--- START ---

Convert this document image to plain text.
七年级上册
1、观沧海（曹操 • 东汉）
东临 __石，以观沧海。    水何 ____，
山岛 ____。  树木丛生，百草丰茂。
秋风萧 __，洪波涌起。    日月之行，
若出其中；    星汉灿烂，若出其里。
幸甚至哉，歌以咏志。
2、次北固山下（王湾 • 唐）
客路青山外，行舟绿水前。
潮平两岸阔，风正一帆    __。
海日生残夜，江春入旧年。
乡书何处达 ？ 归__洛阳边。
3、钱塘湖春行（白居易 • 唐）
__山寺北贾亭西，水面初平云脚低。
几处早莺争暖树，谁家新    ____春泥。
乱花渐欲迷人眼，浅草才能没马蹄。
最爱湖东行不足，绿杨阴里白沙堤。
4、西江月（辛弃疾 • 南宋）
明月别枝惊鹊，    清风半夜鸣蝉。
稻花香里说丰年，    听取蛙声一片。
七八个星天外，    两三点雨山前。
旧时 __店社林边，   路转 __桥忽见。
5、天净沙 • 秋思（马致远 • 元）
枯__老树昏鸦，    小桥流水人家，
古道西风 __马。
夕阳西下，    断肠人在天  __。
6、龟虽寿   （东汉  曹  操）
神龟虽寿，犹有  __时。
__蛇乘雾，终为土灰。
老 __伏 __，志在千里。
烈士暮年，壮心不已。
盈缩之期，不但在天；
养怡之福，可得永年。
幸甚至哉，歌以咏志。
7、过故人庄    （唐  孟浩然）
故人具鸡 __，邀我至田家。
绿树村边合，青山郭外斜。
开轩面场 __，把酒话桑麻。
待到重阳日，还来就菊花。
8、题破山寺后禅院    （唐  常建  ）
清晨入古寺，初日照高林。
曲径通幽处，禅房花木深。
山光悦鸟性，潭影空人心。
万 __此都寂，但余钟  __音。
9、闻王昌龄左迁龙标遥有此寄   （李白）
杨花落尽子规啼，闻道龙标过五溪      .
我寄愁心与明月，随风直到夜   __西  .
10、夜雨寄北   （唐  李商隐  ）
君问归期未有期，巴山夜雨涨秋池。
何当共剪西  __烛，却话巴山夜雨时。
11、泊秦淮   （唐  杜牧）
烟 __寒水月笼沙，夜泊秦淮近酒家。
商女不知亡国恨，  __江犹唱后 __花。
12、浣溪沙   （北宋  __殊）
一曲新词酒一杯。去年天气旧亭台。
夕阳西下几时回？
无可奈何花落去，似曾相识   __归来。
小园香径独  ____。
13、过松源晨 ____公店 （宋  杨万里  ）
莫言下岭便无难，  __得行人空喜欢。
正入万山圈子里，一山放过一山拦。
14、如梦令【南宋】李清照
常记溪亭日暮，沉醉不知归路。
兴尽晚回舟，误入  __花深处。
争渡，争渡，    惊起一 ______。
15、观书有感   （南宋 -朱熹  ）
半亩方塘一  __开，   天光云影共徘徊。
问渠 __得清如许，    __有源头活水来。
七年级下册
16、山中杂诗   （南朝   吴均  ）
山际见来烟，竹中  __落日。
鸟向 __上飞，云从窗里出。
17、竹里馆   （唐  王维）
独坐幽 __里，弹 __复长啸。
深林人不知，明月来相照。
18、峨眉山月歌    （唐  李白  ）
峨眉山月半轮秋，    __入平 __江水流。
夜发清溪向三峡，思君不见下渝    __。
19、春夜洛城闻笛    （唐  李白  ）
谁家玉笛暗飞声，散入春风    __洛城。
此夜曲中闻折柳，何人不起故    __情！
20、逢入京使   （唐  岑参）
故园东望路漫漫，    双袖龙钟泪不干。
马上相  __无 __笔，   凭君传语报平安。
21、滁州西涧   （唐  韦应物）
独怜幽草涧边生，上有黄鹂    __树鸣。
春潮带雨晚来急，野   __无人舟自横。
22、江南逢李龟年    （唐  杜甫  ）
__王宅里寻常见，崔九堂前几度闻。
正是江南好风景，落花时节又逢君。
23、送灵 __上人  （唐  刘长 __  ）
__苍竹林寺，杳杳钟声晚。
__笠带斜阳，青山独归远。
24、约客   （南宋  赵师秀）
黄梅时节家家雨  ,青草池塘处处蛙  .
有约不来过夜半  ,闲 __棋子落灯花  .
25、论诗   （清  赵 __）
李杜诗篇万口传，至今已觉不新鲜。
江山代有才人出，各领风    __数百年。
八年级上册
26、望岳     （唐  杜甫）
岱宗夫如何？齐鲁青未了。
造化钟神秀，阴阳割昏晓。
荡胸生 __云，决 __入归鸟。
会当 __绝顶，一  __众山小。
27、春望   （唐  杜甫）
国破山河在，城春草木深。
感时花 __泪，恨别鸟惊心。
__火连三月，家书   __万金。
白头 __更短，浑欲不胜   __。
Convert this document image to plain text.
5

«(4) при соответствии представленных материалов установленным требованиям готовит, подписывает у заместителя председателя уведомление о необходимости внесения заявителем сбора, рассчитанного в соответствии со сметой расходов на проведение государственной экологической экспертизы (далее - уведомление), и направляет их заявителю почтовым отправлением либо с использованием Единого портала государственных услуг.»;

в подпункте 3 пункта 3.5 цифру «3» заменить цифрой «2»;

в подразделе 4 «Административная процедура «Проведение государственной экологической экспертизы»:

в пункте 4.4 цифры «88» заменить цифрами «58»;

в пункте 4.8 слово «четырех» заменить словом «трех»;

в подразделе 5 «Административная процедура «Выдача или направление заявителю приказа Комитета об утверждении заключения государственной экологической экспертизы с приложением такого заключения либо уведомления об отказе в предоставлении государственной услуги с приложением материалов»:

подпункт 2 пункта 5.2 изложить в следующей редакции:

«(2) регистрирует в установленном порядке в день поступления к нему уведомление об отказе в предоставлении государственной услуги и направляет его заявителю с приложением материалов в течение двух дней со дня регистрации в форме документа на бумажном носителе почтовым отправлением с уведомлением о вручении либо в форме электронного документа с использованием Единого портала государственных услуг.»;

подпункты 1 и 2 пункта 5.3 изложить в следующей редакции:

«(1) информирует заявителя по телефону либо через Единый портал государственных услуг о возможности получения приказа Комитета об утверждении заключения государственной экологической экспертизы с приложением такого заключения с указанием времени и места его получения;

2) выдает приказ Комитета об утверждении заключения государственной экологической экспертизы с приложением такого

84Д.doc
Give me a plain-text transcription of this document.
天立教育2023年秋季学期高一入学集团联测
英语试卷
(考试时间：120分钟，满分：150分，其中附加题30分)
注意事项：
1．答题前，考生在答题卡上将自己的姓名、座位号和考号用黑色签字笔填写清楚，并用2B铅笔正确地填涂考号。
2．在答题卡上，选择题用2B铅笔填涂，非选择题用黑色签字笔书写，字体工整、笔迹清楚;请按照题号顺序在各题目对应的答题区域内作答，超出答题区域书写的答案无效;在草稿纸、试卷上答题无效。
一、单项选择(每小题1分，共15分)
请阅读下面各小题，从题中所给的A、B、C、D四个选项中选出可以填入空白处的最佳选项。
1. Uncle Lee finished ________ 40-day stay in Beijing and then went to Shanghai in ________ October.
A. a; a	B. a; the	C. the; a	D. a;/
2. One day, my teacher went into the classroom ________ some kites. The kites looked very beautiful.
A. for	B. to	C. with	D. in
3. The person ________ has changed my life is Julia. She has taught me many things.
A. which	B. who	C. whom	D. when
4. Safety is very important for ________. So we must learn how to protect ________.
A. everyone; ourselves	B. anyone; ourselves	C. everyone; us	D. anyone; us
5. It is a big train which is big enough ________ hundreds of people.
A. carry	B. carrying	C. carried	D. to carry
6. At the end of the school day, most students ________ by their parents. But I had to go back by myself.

--- END ---

__Challenge__:
Recopy the entries above exactly, with every line included.

__Result__:
Convert this document image to plain text.
七年级上册
1、观沧海（曹操 • 东汉）
东临 __石，以观沧海。    水何 ____，
山岛 ____。  树木丛生，百草丰茂。
秋风萧 __，洪波涌起。    日月之行，
若出其中；    星汉灿烂，若出其里。
幸甚至哉，歌以咏志。
2、次北固山下（王湾 • 唐）
客路青山外，行舟绿水前。
潮平两岸阔，风正一帆    __。
海日生残夜，江春入旧年。
乡书何处达 ？ 归__洛阳边。
3、钱塘湖春行（白居易 • 唐）
__山寺北贾亭西，水面初平云脚低。
几处早莺争暖树，谁家新    ____春泥。
乱花渐欲迷人眼，浅草才能没马蹄。
最爱湖东行不足，绿杨阴里白沙堤。
4、西江月（辛弃疾 • 南宋）
明月别枝惊鹊，    清风半夜鸣蝉。
稻花香里说丰年，    听取蛙声一片。
七八个星天外，    两三点雨山前。
旧时 __店社林边，   路转 __桥忽见。
5、天净沙 • 秋思（马致远 • 元）
枯__老树昏鸦，    小桥流水人家，
古道西风 __马。
夕阳西下，    断肠人在天  __。
6、龟虽寿   （东汉  曹  操）
神龟虽寿，犹有  __时。
__蛇乘雾，终为土灰。
老 __伏 __，志在千里。
烈士暮年，壮心不已。
盈缩之期，不但在天；
养怡之福，可得永年。
幸甚至哉，歌以咏志。
7、过故人庄    （唐  孟浩然）
故人具鸡 __，邀我至田家。
绿树村边合，青山郭外斜。
开轩面场 __，把酒话桑麻。
待到重阳日，还来就菊花。
8、题破山寺后禅院    （唐  常建  ）
清晨入古寺，初日照高林。
曲径通幽处，禅房花木深。
山光悦鸟性，潭影空人心。
万 __此都寂，但余钟  __音。
9、闻王昌龄左迁龙标遥有此寄   （李白）
杨花落尽子规啼，闻道龙标过五溪      .
我寄愁心与明月，随风直到夜   __西  .
10、夜雨寄北   （唐  李商隐  ）
君问归期未有期，巴山夜雨涨秋池。
何当共剪西  __烛，却话巴山夜雨时。
11、泊秦淮   （唐  杜牧）
烟 __寒水月笼沙，夜泊秦淮近酒家。
商女不知亡国恨，  __江犹唱后 __花。
12、浣溪沙   （北宋  __殊）
一曲新词酒一杯。去年天气旧亭台。
夕阳西下几时回？
无可奈何花落去，似曾相识   __归来。
小园香径独  ____。
13、过松源晨 ____公店 （宋  杨万里  ）
莫言下岭便无难，  __得行人空喜欢。
正入万山圈子里，一山放过一山拦。
14、如梦令【南宋】李清照
常记溪亭日暮，沉醉不知归路。
兴尽晚回舟，误入  __花深处。
争渡，争渡，    惊起一 ______。
15、观书有感   （南宋 -朱熹  ）
半亩方塘一  __开，   天光云影共徘徊。
问渠 __得清如许，    __有源头活水来。
七年级下册
16、山中杂诗   （南朝   吴均  ）
山际见来烟，竹中  __落日。
鸟向 __上飞，云从窗里出。
17、竹里馆   （唐  王维）
独坐幽 __里，弹 __复长啸。
深林人不知，明月来相照。
18、峨眉山月歌    （唐  李白  ）
峨眉山月半轮秋，    __入平 __江水流。
夜发清溪向三峡，思君不见下渝    __。
19、春夜洛城闻笛    （唐  李白  ）
谁家玉笛暗飞声，散入春风    __洛城。
此夜曲中闻折柳，何人不起故    __情！
20、逢入京使   （唐  岑参）
故园东望路漫漫，    双袖龙钟泪不干。
马上相  __无 __笔，   凭君传语报平安。
21、滁州西涧   （唐  韦应物）
独怜幽草涧边生，上有黄鹂    __树鸣。
春潮带雨晚来急，野   __无人舟自横。
22、江南逢李龟年    （唐  杜甫  ）
__王宅里寻常见，崔九堂前几度闻。
正是江南好风景，落花时节又逢君。
23、送灵 __上人  （唐  刘长 __  ）
__苍竹林寺，杳杳钟声晚。
__笠带斜阳，青山独归远。
24、约客   （南宋  赵师秀）
黄梅时节家家雨  ,青草池塘处处蛙  .
有约不来过夜半  ,闲 __棋子落灯花  .
25、论诗   （清  赵 __）
李杜诗篇万口传，至今已觉不新鲜。
江山代有才人出，各领风    __数百年。
八年级上册
26、望岳     （唐  杜甫）
岱宗夫如何？齐鲁青未了。
造化钟神秀，阴阳割昏晓。
荡胸生 __云，决 __入归鸟。
会当 __绝顶，一  __众山小。
27、春望   （唐  杜甫）
国破山河在，城春草木深。
感时花 __泪，恨别鸟惊心。
__火连三月，家书   __万金。
白头 __更短，浑欲不胜   __。
Convert this document image to plain text.
5

«(4) при соответствии представленных материалов установленным требованиям готовит, подписывает у заместителя председателя уведомление о необходимости внесения заявителем сбора, рассчитанного в соответствии со сметой расходов на проведение государственной экологической экспертизы (далее - уведомление), и направляет их заявителю почтовым отправлением либо с использованием Единого портала государственных услуг.»;

в подпункте 3 пункта 3.5 цифру «3» заменить цифрой «2»;

в подразделе 4 «Административная процедура «Проведение государственной экологической экспертизы»:

в пункте 4.4 цифры «88» заменить цифрами «58»;

в пункте 4.8 слово «четырех» заменить словом «трех»;

в подразделе 5 «Административная процедура «Выдача или направление заявителю приказа Комитета об утверждении заключения государственной экологической экспертизы с приложением такого заключения либо уведомления об отказе в предоставлении государственной услуги с приложением материалов»:

подпункт 2 пункта 5.2 изложить в следующей редакции:

«(2) регистрирует в установленном порядке в день поступления к нему уведомление об отказе в предоставлении государственной услуги и направляет его заявителю с приложением материалов в течение двух дней со дня регистрации в форме документа на бумажном носителе почтовым отправлением с уведомлением о вручении либо в форме электронного документа с использованием Единого портала государственных услуг.»;

подпункты 1 и 2 пункта 5.3 изложить в следующей редакции:

«(1) информирует заявителя по телефону либо через Единый портал государственных услуг о возможности получения приказа Комитета об утверждении заключения государственной экологической экспертизы с приложением такого заключения с указанием времени и места его получения;

2) выдает приказ Комитета об утверждении заключения государственной экологической экспертизы с приложением такого

84Д.doc
Give me a plain-text transcription of this document.
天立教育2023年秋季学期高一入学集团联测
英语试卷
(考试时间：120分钟，满分：150分，其中附加题30分)
注意事项：
1．答题前，考生在答题卡上将自己的姓名、座位号和考号用黑色签字笔填写清楚，并用2B铅笔正确地填涂考号。
2．在答题卡上，选择题用2B铅笔填涂，非选择题用黑色签字笔书写，字体工整、笔迹清楚;请按照题号顺序在各题目对应的答题区域内作答，超出答题区域书写的答案无效;在草稿纸、试卷上答题无效。
一、单项选择(每小题1分，共15分)
请阅读下面各小题，从题中所给的A、B、C、D四个选项中选出可以填入空白处的最佳选项。
1. Uncle Lee finished ________ 40-day stay in Beijing and then went to Shanghai in ________ October.
A. a; a	B. a; the	C. the; a	D. a;/
2. One day, my teacher went into the classroom ________ some kites. The kites looked very beautiful.
A. for	B. to	C. with	D. in
3. The person ________ has changed my life is Julia. She has taught me many things.
A. which	B. who	C. whom	D. when
4. Safety is very important for ________. So we must learn how to protect ________.
A. everyone; ourselves	B. anyone; ourselves	C. everyone; us	D. anyone; us
5. It is a big train which is big enough ________ hundreds of people.
A. carry	B. carrying	C. carried	D. to carry
6. At the end of the school day, most students ________ by their parents. But I had to go back by myself.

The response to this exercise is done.